§ **Task prompt**
Wherever the word "serving" appears in the entries, copy the whole line.

§ **Saved data entries**
========
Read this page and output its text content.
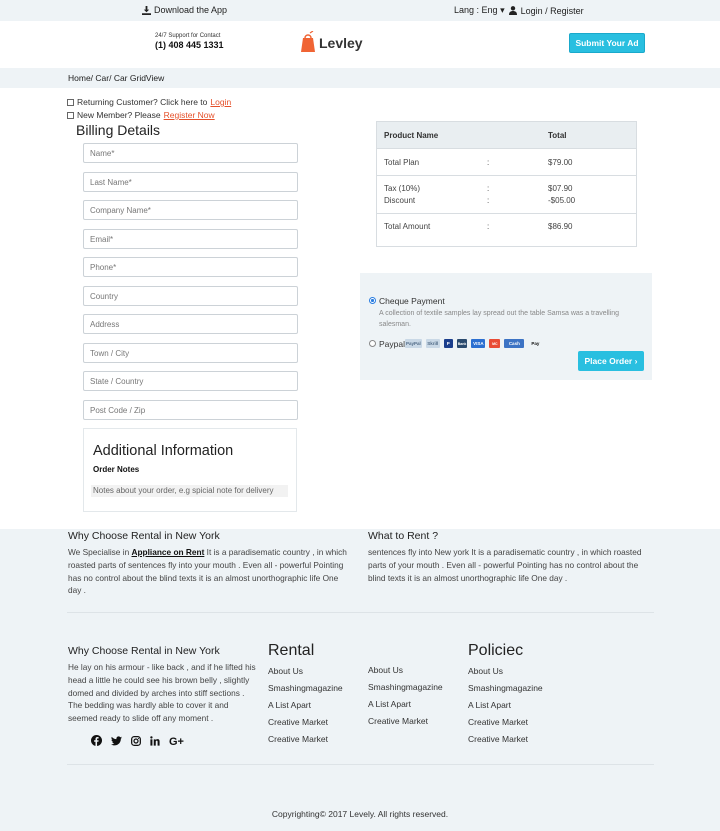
Download the App	Lang : Eng ▾ Login / Register
24/7 Support for Contact
(1) 408 445 1331	Levley	Submit Your Ad
Home/ Car/ Car GridView
Returning Customer? Click here to Login
New Member? Please Register Now
Billing Details
Name*
Last Name*
Company Name*
Email*
Phone*
Country
Address
Town / City
State / Country
Post Code / Zip
Additional Information
Order Notes
Notes about your order, e.g spicial note for delivery
Product Name	Total
Total Plan	:	$79.00
Tax (10%)	:	$07.90
Discount	:	-$05.00
Total Amount	:	$86.90
Cheque Payment
A collection of textile samples lay spread out the table Samsa was a travelling salesman.
Paypal PayPal	Skrill	P	Bank	VISA	MC	Cash	Pay
Place Order
›
Why Choose Rental in New York
We Specialise in Appliance on Rent It is a paradisematic country , in which roasted parts of sentences fly into your mouth . Even all - powerful Pointing has no control about the blind texts it is an almost unorthographic life One day .
What to Rent ?
sentences fly into New york It is a paradisematic country , in which roasted parts of your mouth . Even all - powerful Pointing has no control about the blind texts it is an almost unorthographic life One day .
Why Choose Rental in New York
He lay on his armour - like back , and if he lifted his head a little he could see his brown belly , slightly domed and divided by arches into stiff sections . The bedding was hardly able to cover it and seemed ready to slide off any moment .
G+
Rental
About Us
Smashingmagazine
A List Apart
Creative Market
Creative Market
About Us
Smashingmagazine
A List Apart
Creative Market
Policiec
About Us
Smashingmagazine
A List Apart
Creative Market
Creative Market
Copyrighting© 2017 Levely. All rights reserved.
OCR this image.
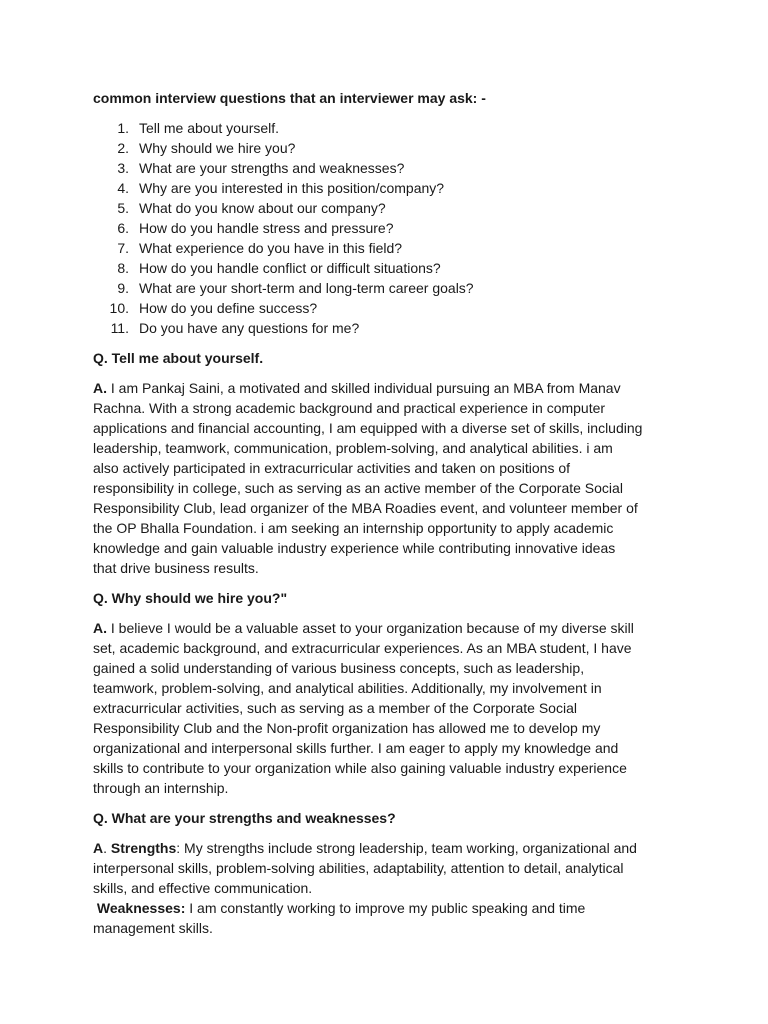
common interview questions that an interviewer may ask: -
1. Tell me about yourself.
2. Why should we hire you?
3. What are your strengths and weaknesses?
4. Why are you interested in this position/company?
5. What do you know about our company?
6. How do you handle stress and pressure?
7. What experience do you have in this field?
8. How do you handle conflict or difficult situations?
9. What are your short-term and long-term career goals?
10. How do you define success?
11. Do you have any questions for me?
Q. Tell me about yourself.
A. I am Pankaj Saini, a motivated and skilled individual pursuing an MBA from Manav
Rachna. With a strong academic background and practical experience in computer
applications and financial accounting, I am equipped with a diverse set of skills, including
leadership, teamwork, communication, problem-solving, and analytical abilities. i am
also actively participated in extracurricular activities and taken on positions of
responsibility in college, such as serving as an active member of the Corporate Social
Responsibility Club, lead organizer of the MBA Roadies event, and volunteer member of
the OP Bhalla Foundation. i am seeking an internship opportunity to apply academic
knowledge and gain valuable industry experience while contributing innovative ideas
that drive business results.
Q. Why should we hire you?"
A. I believe I would be a valuable asset to your organization because of my diverse skill
set, academic background, and extracurricular experiences. As an MBA student, I have
gained a solid understanding of various business concepts, such as leadership,
teamwork, problem-solving, and analytical abilities. Additionally, my involvement in
extracurricular activities, such as serving as a member of the Corporate Social
Responsibility Club and the Non-profit organization has allowed me to develop my
organizational and interpersonal skills further. I am eager to apply my knowledge and
skills to contribute to your organization while also gaining valuable industry experience
through an internship.
Q. What are your strengths and weaknesses?
A. Strengths: My strengths include strong leadership, team working, organizational and
interpersonal skills, problem-solving abilities, adaptability, attention to detail, analytical
skills, and effective communication.
Weaknesses: I am constantly working to improve my public speaking and time
management skills.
========
§ **Result of the task**
responsibility in college, such as serving as an active member of the Corporate Social
extracurricular activities, such as serving as a member of the Corporate Social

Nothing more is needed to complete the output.